[THE DATA]
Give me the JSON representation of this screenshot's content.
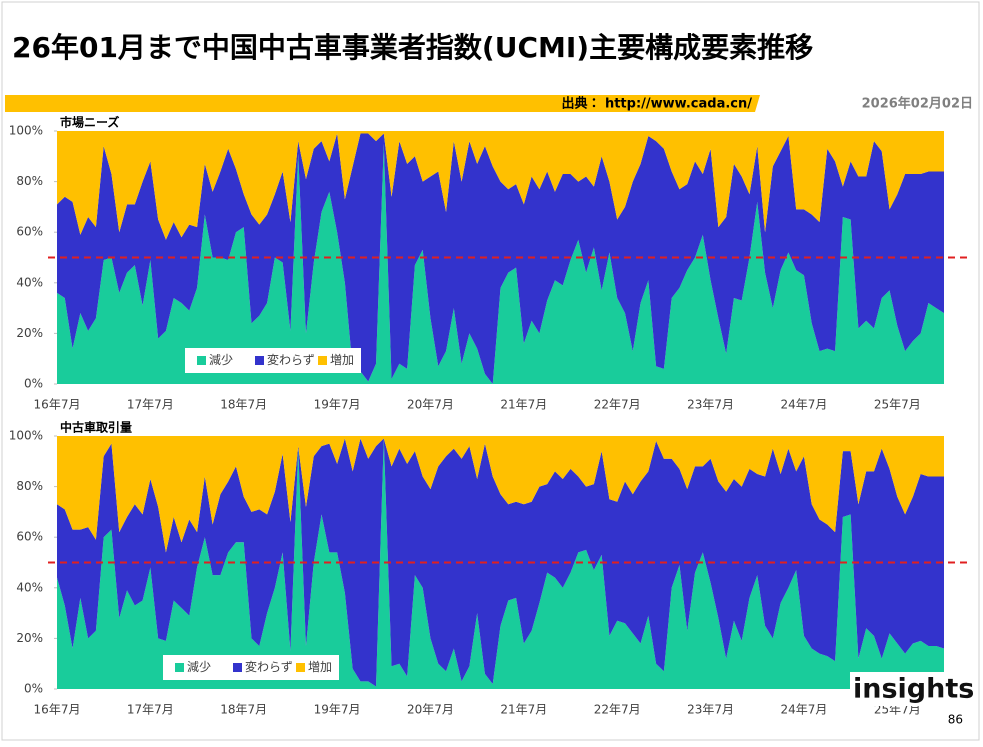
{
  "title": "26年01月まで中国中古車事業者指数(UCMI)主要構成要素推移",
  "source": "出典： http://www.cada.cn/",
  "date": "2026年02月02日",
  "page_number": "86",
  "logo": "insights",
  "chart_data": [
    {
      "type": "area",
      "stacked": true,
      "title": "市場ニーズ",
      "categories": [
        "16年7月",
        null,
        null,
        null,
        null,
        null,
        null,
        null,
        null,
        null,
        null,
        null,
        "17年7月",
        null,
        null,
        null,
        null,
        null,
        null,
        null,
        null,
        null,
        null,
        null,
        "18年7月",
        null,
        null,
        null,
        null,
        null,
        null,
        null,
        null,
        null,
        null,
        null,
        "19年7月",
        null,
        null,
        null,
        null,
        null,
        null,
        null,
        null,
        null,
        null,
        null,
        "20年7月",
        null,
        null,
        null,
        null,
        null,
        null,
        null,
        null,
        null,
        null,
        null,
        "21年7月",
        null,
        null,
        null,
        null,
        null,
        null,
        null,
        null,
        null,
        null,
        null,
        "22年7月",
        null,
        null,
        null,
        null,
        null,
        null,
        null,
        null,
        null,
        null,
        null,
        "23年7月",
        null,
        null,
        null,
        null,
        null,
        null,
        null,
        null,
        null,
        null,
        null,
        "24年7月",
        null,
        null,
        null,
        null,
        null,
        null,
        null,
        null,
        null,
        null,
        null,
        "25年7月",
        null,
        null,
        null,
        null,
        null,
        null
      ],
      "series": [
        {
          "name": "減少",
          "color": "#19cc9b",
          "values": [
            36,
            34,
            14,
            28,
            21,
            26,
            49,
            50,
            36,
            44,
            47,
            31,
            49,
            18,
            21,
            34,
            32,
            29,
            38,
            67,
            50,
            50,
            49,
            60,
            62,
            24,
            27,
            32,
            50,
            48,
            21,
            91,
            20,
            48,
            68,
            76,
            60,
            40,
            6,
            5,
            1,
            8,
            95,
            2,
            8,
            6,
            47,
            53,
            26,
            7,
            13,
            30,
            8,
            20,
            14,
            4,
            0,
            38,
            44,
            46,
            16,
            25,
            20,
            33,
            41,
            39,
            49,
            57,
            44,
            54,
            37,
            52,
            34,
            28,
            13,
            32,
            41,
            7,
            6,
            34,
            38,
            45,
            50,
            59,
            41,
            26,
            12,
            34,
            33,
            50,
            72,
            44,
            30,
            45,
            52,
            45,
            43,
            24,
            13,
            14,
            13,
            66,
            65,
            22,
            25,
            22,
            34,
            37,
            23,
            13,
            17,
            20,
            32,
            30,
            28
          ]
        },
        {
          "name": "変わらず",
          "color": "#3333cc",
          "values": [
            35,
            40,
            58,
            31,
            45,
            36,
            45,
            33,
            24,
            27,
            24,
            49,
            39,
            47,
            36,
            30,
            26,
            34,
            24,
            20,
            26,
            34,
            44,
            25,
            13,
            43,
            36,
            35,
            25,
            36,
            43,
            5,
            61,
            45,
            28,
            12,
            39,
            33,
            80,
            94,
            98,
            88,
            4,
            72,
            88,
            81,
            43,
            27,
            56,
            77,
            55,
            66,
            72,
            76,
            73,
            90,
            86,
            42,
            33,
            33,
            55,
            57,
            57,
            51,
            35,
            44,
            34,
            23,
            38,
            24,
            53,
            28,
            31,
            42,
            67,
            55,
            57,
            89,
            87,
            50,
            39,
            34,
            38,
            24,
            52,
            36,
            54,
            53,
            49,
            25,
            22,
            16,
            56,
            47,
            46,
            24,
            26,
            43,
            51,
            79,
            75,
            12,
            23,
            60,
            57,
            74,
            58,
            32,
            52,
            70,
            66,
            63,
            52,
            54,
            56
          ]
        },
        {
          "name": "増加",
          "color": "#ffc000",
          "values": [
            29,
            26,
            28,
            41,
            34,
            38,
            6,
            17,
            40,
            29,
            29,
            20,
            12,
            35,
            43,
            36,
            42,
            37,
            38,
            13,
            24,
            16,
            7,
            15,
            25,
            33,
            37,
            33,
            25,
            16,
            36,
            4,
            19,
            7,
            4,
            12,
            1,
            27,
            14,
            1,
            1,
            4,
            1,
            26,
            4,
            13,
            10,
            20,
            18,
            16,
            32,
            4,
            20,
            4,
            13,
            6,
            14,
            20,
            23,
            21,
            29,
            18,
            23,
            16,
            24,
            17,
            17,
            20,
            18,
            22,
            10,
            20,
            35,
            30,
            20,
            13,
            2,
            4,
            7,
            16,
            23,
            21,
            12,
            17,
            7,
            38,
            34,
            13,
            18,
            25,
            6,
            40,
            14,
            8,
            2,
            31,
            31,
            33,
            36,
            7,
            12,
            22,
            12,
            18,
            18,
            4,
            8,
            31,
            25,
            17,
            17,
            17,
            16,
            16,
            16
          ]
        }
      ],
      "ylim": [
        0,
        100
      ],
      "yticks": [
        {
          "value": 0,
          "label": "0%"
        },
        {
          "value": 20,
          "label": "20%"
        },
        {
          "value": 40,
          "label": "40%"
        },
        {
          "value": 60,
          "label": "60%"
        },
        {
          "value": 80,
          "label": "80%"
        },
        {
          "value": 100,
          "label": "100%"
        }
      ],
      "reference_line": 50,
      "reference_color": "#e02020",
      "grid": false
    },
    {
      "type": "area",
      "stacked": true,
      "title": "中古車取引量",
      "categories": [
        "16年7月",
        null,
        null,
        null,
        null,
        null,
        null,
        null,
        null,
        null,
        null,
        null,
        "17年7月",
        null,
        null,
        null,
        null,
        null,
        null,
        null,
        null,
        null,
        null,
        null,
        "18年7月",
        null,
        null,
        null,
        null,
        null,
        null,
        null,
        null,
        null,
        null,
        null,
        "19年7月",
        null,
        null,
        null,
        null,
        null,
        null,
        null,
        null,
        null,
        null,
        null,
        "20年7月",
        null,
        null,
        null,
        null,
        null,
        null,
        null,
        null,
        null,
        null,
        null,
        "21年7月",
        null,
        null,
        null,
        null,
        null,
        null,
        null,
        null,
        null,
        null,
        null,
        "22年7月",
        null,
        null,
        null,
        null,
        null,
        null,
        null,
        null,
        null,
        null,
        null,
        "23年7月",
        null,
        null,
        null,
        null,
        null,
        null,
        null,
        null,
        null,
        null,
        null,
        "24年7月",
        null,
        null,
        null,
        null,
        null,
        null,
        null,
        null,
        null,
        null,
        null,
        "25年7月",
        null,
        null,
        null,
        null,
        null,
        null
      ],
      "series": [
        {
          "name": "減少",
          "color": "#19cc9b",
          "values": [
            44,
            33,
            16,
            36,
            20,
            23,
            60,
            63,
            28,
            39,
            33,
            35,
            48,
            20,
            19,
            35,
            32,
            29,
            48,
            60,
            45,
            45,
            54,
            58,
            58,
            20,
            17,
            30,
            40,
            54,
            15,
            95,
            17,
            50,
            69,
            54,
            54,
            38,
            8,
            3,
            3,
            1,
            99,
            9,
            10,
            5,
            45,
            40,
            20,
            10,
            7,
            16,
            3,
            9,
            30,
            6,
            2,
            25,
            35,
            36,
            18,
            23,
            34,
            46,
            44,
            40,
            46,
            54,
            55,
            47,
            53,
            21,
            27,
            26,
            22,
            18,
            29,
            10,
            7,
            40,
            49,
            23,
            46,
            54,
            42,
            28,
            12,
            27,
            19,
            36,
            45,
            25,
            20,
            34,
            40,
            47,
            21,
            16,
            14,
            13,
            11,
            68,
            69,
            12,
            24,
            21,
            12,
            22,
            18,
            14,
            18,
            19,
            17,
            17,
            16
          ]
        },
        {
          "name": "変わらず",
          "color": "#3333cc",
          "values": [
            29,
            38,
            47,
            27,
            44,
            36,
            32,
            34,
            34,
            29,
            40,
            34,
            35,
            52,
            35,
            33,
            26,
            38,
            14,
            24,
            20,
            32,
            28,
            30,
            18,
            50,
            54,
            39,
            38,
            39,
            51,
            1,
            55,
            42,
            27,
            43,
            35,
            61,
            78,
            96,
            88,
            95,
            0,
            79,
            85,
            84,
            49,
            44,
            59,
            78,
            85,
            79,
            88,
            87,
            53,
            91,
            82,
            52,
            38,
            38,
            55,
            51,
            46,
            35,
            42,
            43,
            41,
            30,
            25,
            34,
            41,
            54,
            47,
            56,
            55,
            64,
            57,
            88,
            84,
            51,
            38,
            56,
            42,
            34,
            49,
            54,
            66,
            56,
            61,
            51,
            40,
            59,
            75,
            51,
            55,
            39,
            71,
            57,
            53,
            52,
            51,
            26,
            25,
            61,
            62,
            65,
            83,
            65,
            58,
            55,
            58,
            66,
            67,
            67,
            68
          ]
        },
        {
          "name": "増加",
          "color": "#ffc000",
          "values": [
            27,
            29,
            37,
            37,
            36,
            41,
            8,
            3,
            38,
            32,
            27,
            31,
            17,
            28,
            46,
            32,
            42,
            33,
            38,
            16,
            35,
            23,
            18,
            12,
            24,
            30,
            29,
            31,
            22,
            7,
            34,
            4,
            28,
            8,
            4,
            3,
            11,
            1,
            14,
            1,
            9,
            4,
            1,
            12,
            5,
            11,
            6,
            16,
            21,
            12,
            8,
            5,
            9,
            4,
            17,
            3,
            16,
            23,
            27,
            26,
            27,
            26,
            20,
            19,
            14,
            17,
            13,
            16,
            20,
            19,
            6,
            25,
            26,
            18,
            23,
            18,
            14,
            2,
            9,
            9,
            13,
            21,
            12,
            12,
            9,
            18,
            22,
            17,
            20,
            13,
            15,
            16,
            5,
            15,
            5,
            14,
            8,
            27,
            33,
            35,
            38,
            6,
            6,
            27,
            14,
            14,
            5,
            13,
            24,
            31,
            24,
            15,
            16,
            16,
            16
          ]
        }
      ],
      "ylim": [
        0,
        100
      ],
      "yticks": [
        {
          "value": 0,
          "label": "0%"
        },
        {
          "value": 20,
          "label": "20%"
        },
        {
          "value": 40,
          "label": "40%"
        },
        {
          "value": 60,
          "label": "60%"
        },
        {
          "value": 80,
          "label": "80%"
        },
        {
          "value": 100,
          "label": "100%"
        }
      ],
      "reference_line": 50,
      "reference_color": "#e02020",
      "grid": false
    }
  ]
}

[INSTRUCTIONS TO FOLLOW] Extract, from the listing above, every line where the string "title" occurs.

[EXERCISE OUTPUT]
  "title": "26年01月まで中国中古車事業者指数(UCMI)主要構成要素推移",
      "title": "市場ニーズ",
      "title": "中古車取引量",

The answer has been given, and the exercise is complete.